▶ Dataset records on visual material
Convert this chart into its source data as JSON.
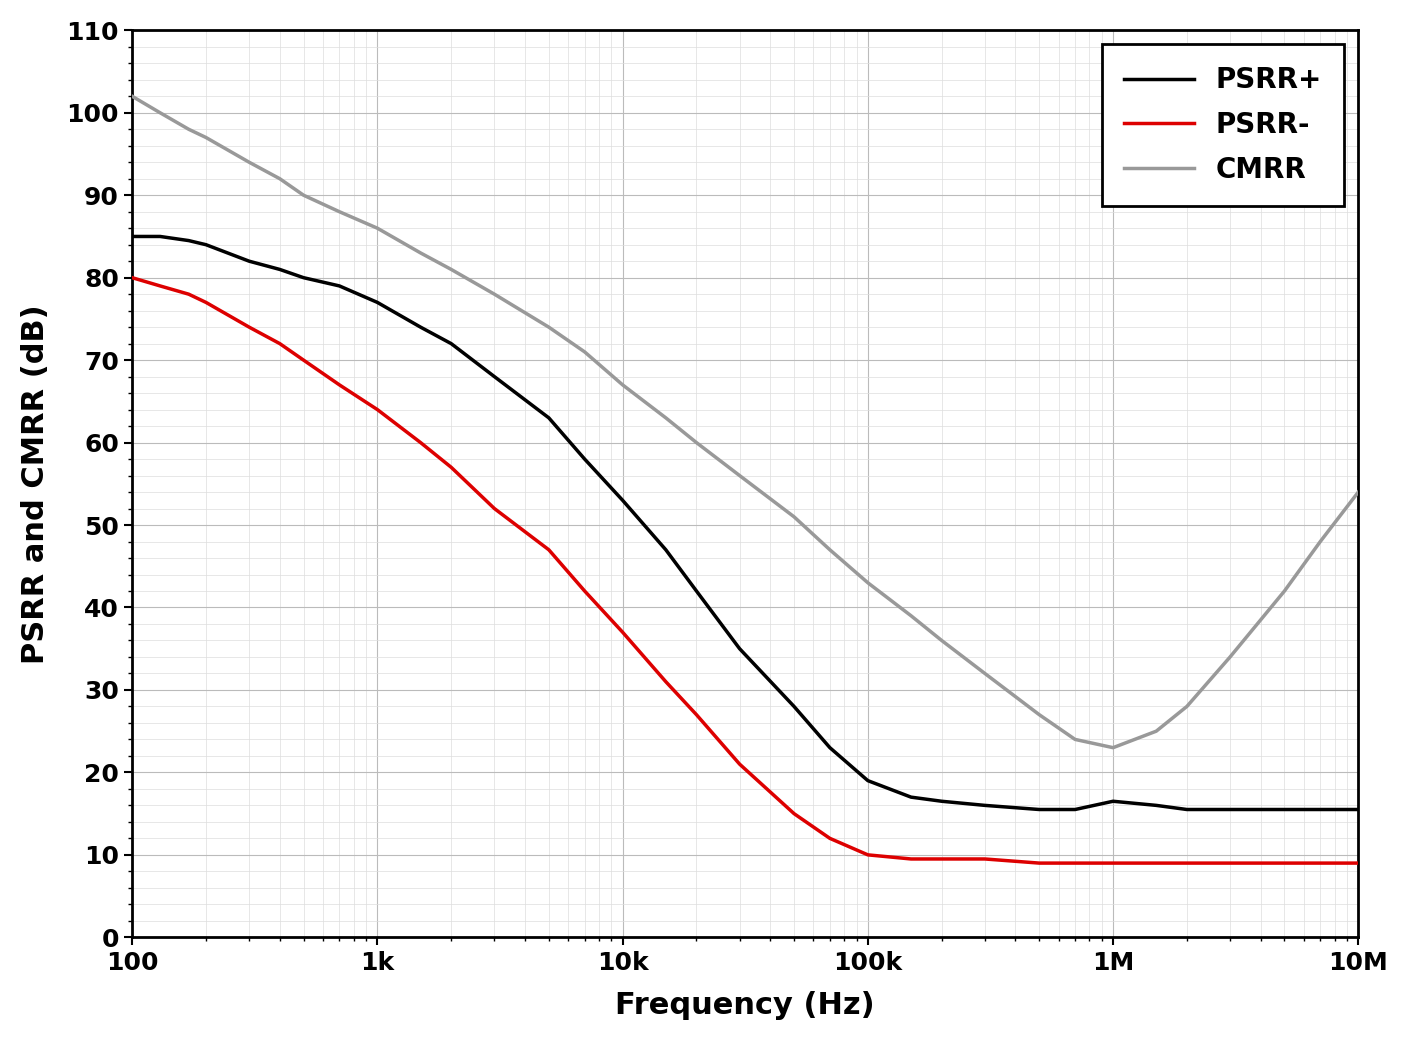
{
  "xlabel": "Frequency (Hz)",
  "ylabel": "PSRR and CMRR (dB)",
  "xlim": [
    100,
    10000000
  ],
  "ylim": [
    0,
    110
  ],
  "yticks": [
    0,
    10,
    20,
    30,
    40,
    50,
    60,
    70,
    80,
    90,
    100,
    110
  ],
  "background_color": "#ffffff",
  "plot_bg_color": "#ffffff",
  "grid_color_major": "#bbbbbb",
  "grid_color_minor": "#dddddd",
  "legend_labels": [
    "PSRR+",
    "PSRR-",
    "CMRR"
  ],
  "legend_colors": [
    "#000000",
    "#dd0000",
    "#999999"
  ],
  "line_width": 2.5,
  "psrr_plus": {
    "freq": [
      100,
      130,
      170,
      200,
      300,
      400,
      500,
      700,
      1000,
      1500,
      2000,
      3000,
      5000,
      7000,
      10000,
      15000,
      20000,
      30000,
      50000,
      70000,
      100000,
      150000,
      200000,
      300000,
      500000,
      700000,
      1000000,
      1500000,
      2000000,
      3000000,
      5000000,
      7000000,
      10000000
    ],
    "dB": [
      85,
      85,
      84.5,
      84,
      82,
      81,
      80,
      79,
      77,
      74,
      72,
      68,
      63,
      58,
      53,
      47,
      42,
      35,
      28,
      23,
      19,
      17,
      16.5,
      16,
      15.5,
      15.5,
      16.5,
      16,
      15.5,
      15.5,
      15.5,
      15.5,
      15.5
    ]
  },
  "psrr_minus": {
    "freq": [
      100,
      130,
      170,
      200,
      300,
      400,
      500,
      700,
      1000,
      1500,
      2000,
      3000,
      5000,
      7000,
      10000,
      15000,
      20000,
      30000,
      50000,
      70000,
      100000,
      150000,
      200000,
      300000,
      500000,
      700000,
      1000000,
      1500000,
      2000000,
      3000000,
      5000000,
      7000000,
      10000000
    ],
    "dB": [
      80,
      79,
      78,
      77,
      74,
      72,
      70,
      67,
      64,
      60,
      57,
      52,
      47,
      42,
      37,
      31,
      27,
      21,
      15,
      12,
      10,
      9.5,
      9.5,
      9.5,
      9.0,
      9.0,
      9.0,
      9.0,
      9.0,
      9.0,
      9.0,
      9.0,
      9.0
    ]
  },
  "cmrr": {
    "freq": [
      100,
      130,
      170,
      200,
      300,
      400,
      500,
      700,
      1000,
      1500,
      2000,
      3000,
      5000,
      7000,
      10000,
      15000,
      20000,
      30000,
      50000,
      70000,
      100000,
      150000,
      200000,
      300000,
      500000,
      700000,
      1000000,
      1500000,
      2000000,
      3000000,
      5000000,
      7000000,
      10000000
    ],
    "dB": [
      102,
      100,
      98,
      97,
      94,
      92,
      90,
      88,
      86,
      83,
      81,
      78,
      74,
      71,
      67,
      63,
      60,
      56,
      51,
      47,
      43,
      39,
      36,
      32,
      27,
      24,
      23,
      25,
      28,
      34,
      42,
      48,
      54
    ]
  }
}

▶ EXERCISE PROMPT
Find each line holding the string "ffffff" and copy it out.

▶ SOLUTION
  "background_color": "#ffffff",
  "plot_bg_color": "#ffffff",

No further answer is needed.